What this task involves: Pull out every line of the listing below where "title" appears.

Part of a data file
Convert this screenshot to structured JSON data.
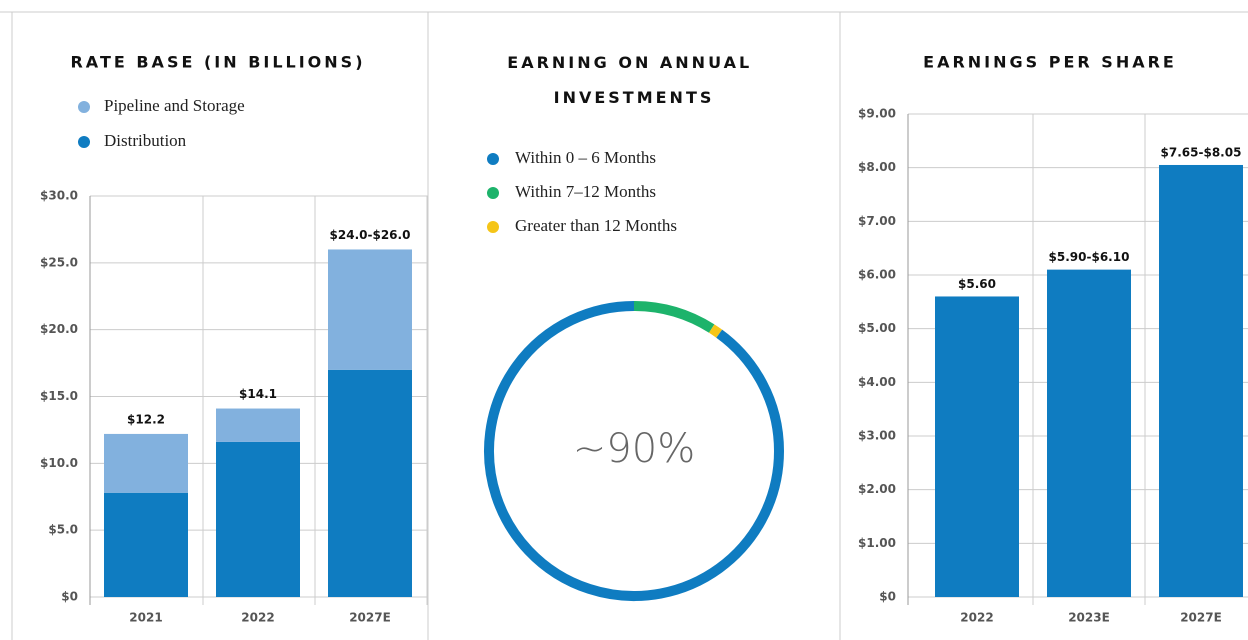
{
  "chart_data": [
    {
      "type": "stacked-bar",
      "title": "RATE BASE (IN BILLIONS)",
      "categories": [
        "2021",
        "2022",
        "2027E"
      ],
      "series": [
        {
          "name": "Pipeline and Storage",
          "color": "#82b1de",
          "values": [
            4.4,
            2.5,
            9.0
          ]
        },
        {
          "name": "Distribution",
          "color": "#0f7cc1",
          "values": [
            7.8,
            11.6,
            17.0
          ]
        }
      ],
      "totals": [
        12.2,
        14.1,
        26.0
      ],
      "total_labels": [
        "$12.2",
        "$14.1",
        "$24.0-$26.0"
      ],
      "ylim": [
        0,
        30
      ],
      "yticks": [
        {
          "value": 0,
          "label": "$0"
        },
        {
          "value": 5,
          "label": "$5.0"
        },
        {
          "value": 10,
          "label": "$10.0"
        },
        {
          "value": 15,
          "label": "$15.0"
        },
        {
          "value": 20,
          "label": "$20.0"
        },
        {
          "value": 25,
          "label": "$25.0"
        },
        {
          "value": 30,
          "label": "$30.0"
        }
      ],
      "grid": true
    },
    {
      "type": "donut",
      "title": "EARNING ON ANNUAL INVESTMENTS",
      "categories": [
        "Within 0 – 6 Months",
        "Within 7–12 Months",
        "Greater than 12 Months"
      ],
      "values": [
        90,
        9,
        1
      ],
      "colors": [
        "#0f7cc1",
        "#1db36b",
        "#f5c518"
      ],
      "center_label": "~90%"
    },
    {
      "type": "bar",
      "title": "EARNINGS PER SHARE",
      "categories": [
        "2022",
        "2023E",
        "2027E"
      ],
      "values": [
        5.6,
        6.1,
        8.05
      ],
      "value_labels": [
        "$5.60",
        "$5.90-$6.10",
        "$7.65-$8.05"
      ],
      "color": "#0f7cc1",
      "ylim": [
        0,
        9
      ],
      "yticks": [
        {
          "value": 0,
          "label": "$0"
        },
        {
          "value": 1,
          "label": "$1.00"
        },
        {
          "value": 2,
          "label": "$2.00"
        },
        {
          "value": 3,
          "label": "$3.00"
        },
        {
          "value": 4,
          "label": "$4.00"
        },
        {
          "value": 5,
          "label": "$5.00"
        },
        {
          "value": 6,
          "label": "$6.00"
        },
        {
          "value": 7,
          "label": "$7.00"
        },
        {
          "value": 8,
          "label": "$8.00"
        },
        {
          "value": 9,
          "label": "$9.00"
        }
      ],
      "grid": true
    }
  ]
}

Finished task:
      "title": "RATE BASE (IN BILLIONS)",
      "title": "EARNING ON ANNUAL INVESTMENTS",
      "title": "EARNINGS PER SHARE",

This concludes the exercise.